**TASK TO COMPLETE**.
Please transcribe every record below exactly as written.

**MATERIAL SUPPLIED**.
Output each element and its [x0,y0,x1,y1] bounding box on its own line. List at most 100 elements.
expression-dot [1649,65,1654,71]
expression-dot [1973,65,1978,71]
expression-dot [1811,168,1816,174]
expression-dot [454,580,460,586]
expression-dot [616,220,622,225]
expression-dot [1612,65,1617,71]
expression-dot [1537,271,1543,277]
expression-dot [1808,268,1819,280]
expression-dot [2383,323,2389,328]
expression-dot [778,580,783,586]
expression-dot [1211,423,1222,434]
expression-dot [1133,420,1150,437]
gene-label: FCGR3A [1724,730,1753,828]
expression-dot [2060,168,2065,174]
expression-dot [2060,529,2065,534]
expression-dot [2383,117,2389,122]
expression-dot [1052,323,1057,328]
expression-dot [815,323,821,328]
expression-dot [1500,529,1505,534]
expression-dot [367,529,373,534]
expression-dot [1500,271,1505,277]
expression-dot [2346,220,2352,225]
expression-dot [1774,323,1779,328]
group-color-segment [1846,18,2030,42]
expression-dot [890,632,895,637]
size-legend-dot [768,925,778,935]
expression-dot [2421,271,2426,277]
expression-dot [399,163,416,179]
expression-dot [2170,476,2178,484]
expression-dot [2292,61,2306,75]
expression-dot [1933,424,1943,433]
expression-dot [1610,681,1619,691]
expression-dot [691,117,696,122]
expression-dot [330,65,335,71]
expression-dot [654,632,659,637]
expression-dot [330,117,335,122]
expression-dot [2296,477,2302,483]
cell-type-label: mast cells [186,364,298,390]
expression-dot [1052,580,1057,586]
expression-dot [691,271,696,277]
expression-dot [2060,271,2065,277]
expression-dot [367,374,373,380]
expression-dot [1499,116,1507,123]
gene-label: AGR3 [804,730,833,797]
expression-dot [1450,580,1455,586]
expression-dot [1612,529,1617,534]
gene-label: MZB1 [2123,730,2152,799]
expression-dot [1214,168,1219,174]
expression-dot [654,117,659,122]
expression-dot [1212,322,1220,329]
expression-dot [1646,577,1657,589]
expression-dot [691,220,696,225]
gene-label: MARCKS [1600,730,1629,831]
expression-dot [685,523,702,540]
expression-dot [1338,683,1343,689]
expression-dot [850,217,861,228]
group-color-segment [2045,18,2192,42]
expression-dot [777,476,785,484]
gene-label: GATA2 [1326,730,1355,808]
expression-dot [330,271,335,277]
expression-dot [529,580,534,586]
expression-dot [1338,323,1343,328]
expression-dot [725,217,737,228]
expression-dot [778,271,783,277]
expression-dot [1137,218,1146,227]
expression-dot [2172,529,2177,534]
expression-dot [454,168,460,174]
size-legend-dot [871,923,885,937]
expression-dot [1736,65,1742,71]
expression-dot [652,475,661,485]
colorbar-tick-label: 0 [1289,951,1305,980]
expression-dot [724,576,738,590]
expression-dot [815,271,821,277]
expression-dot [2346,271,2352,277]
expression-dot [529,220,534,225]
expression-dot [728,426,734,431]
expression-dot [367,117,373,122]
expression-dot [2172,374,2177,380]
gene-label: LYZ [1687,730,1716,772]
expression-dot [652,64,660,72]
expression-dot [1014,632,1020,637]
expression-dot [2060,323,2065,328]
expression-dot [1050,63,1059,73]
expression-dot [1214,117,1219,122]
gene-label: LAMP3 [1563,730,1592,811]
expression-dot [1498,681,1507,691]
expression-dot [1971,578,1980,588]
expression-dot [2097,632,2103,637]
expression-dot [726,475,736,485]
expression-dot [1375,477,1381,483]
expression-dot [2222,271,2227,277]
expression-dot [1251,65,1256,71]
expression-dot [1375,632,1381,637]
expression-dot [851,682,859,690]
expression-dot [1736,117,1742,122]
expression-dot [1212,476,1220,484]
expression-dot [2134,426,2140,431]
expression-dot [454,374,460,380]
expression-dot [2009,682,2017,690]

**SOLVED EXERCISE**.
Output each element and its [x0,y0,x1,y1] bounding box on its own line. List at most 100 elements.
expression-dot [1649,65,1654,71]
expression-dot [1973,65,1978,71]
expression-dot [1811,168,1816,174]
expression-dot [454,580,460,586]
expression-dot [616,220,622,225]
expression-dot [1612,65,1617,71]
expression-dot [1537,271,1543,277]
expression-dot [1808,268,1819,280]
expression-dot [2383,323,2389,328]
expression-dot [778,580,783,586]
expression-dot [1211,423,1222,434]
expression-dot [1133,420,1150,437]
gene-label: FCGR3A [1724,730,1753,828]
expression-dot [2060,168,2065,174]
expression-dot [2060,529,2065,534]
expression-dot [2383,117,2389,122]
expression-dot [1052,323,1057,328]
expression-dot [815,323,821,328]
expression-dot [1500,529,1505,534]
expression-dot [367,529,373,534]
expression-dot [1500,271,1505,277]
expression-dot [2346,220,2352,225]
expression-dot [1774,323,1779,328]
group-color-segment [1846,18,2030,42]
expression-dot [890,632,895,637]
size-legend-dot [768,925,778,935]
expression-dot [2421,271,2426,277]
expression-dot [399,163,416,179]
expression-dot [2170,476,2178,484]
expression-dot [2292,61,2306,75]
expression-dot [1933,424,1943,433]
expression-dot [1610,681,1619,691]
expression-dot [691,117,696,122]
expression-dot [330,65,335,71]
expression-dot [654,632,659,637]
expression-dot [330,117,335,122]
expression-dot [2296,477,2302,483]
cell-type-label: mast cells [186,364,298,390]
expression-dot [1052,580,1057,586]
expression-dot [691,271,696,277]
expression-dot [2060,271,2065,277]
expression-dot [367,374,373,380]
expression-dot [1499,116,1507,123]
gene-label: AGR3 [804,730,833,797]
expression-dot [1450,580,1455,586]
expression-dot [1612,529,1617,534]
gene-label: MZB1 [2123,730,2152,799]
expression-dot [1214,168,1219,174]
expression-dot [654,117,659,122]
expression-dot [1212,322,1220,329]
expression-dot [1646,577,1657,589]
expression-dot [691,220,696,225]
gene-label: MARCKS [1600,730,1629,831]
expression-dot [685,523,702,540]
expression-dot [1338,683,1343,689]
expression-dot [850,217,861,228]
group-color-segment [2045,18,2192,42]
expression-dot [777,476,785,484]
gene-label: GATA2 [1326,730,1355,808]
expression-dot [330,271,335,277]
expression-dot [529,580,534,586]
expression-dot [1338,323,1343,328]
expression-dot [725,217,737,228]
expression-dot [778,271,783,277]
expression-dot [1137,218,1146,227]
expression-dot [2172,529,2177,534]
expression-dot [454,168,460,174]
size-legend-dot [871,923,885,937]
expression-dot [1736,65,1742,71]
expression-dot [652,475,661,485]
colorbar-tick-label: 0 [1289,951,1305,980]
expression-dot [724,576,738,590]
expression-dot [815,271,821,277]
expression-dot [2346,271,2352,277]
expression-dot [529,220,534,225]
expression-dot [728,426,734,431]
expression-dot [367,117,373,122]
expression-dot [2172,374,2177,380]
gene-label: LYZ [1687,730,1716,772]
expression-dot [652,64,660,72]
expression-dot [1014,632,1020,637]
expression-dot [2060,323,2065,328]
expression-dot [1050,63,1059,73]
expression-dot [1214,117,1219,122]
gene-label: LAMP3 [1563,730,1592,811]
expression-dot [1498,681,1507,691]
expression-dot [1971,578,1980,588]
expression-dot [2097,632,2103,637]
expression-dot [726,475,736,485]
expression-dot [1375,477,1381,483]
expression-dot [2222,271,2227,277]
expression-dot [1251,65,1256,71]
expression-dot [1375,632,1381,637]
expression-dot [851,682,859,690]
expression-dot [1736,117,1742,122]
expression-dot [1212,476,1220,484]
expression-dot [2134,426,2140,431]
expression-dot [454,374,460,380]
expression-dot [2009,682,2017,690]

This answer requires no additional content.